Data for processing ->
>>>
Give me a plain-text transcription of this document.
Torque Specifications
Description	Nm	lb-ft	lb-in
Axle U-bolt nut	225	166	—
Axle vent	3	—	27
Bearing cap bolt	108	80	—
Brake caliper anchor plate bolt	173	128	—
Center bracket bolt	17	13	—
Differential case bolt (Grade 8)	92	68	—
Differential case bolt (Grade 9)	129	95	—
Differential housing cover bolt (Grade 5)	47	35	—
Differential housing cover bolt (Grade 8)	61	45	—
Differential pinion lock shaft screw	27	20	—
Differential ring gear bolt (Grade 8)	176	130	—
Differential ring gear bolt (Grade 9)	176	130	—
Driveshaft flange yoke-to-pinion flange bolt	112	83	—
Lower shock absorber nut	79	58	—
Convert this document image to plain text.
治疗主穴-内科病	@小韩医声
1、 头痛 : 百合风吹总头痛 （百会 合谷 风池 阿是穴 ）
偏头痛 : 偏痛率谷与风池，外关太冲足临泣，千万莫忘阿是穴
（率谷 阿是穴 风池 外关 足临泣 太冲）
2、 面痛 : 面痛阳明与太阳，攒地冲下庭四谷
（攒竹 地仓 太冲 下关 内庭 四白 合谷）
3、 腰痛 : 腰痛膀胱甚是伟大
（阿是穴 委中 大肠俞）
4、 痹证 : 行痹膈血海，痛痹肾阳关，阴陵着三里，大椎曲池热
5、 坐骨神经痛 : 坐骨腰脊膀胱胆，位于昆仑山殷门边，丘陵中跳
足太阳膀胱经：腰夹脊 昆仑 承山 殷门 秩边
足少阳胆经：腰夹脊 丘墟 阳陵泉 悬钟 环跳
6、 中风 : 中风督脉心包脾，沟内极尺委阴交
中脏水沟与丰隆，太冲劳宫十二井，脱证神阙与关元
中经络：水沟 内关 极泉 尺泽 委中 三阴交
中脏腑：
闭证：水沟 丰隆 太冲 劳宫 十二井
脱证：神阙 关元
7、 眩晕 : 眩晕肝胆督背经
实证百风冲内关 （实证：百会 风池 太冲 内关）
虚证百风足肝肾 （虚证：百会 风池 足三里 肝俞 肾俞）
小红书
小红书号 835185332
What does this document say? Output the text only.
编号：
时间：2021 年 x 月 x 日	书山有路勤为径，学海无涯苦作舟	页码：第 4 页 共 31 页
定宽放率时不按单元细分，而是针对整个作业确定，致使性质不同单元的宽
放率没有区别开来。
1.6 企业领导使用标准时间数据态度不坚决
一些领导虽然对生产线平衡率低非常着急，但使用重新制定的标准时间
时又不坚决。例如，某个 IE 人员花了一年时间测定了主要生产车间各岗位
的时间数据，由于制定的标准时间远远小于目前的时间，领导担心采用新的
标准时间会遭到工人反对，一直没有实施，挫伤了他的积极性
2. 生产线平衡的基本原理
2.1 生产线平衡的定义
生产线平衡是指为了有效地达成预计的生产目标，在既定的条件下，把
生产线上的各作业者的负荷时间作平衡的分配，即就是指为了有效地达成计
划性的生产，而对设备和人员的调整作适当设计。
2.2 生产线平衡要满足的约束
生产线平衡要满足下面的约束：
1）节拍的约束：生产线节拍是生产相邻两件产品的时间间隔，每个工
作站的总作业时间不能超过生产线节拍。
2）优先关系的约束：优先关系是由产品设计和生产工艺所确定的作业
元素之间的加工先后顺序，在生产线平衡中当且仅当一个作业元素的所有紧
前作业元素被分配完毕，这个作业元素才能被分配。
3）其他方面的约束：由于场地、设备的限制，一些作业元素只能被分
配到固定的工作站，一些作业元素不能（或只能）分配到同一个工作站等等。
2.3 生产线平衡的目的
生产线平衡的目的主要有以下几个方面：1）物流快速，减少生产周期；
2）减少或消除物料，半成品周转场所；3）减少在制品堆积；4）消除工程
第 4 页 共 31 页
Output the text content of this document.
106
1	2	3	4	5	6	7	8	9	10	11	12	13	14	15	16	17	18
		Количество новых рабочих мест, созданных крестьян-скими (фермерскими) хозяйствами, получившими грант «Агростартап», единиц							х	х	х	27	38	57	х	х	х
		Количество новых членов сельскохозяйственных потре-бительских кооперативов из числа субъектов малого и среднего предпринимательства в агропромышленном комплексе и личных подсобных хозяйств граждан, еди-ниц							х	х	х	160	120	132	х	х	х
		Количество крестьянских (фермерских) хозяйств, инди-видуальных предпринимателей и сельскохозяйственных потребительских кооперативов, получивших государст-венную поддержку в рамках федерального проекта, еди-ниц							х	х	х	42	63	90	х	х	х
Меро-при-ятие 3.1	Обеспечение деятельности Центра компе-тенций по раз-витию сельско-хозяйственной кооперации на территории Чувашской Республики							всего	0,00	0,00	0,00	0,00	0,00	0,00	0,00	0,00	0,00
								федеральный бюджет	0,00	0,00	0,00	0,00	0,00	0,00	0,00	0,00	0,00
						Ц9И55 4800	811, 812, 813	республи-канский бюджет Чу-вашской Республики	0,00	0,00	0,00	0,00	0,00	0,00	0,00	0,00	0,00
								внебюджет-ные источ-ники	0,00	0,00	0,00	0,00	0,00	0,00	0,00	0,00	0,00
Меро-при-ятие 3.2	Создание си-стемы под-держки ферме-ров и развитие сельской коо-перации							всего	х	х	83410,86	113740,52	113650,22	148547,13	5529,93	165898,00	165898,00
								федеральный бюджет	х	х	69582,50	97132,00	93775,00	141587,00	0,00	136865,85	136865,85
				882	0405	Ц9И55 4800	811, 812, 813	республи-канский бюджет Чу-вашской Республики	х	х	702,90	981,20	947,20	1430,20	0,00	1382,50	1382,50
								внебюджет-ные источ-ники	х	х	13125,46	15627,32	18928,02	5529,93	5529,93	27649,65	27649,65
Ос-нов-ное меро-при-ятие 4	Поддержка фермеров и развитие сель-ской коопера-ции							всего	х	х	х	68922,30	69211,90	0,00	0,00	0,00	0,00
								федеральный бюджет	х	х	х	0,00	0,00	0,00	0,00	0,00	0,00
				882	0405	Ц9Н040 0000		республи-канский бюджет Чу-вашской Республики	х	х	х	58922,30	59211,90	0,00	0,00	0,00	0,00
<<<
Exercise directions -> What is the number of lines in the records above that include the word "pinion"? Reply with that number and nothing more.

Written answer -> 2